EXTRACTED INFORMATION:
———

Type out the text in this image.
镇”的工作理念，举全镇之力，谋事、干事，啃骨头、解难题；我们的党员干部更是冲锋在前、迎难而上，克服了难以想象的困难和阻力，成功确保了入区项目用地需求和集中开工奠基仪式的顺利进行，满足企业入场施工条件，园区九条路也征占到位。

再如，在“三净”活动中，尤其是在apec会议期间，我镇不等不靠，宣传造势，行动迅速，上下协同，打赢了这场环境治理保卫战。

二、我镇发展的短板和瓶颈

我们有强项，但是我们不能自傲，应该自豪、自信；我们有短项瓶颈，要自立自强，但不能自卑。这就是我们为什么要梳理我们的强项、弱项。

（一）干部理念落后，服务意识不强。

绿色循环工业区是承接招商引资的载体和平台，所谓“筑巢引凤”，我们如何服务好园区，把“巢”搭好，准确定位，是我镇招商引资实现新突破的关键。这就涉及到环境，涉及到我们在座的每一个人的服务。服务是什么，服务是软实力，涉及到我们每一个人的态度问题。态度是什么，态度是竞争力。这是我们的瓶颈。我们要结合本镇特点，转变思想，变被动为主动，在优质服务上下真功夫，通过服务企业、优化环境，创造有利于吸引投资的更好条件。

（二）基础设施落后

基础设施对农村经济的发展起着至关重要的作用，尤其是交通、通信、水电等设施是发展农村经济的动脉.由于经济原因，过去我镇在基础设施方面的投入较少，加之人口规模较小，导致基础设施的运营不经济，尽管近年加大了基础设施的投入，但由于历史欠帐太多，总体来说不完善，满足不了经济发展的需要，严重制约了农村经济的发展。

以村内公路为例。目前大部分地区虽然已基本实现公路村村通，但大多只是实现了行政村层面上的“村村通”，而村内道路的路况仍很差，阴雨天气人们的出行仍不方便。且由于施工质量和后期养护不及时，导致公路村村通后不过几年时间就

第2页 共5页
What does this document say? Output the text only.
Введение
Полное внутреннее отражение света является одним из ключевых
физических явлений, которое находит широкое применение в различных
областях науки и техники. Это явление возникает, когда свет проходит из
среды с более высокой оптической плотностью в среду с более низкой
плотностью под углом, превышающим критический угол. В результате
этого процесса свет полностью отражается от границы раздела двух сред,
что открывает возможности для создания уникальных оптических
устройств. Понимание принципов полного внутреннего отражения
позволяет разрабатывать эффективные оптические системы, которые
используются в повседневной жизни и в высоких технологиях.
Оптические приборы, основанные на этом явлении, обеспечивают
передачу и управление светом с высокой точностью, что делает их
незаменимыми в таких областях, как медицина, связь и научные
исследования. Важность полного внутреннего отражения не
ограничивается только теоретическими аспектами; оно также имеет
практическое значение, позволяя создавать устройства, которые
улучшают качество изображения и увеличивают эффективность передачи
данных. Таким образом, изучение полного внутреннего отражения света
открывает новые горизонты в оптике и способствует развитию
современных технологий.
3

———

State how many lines of the listing include "открывает", and nothing more.

FULL RESPONSE: 2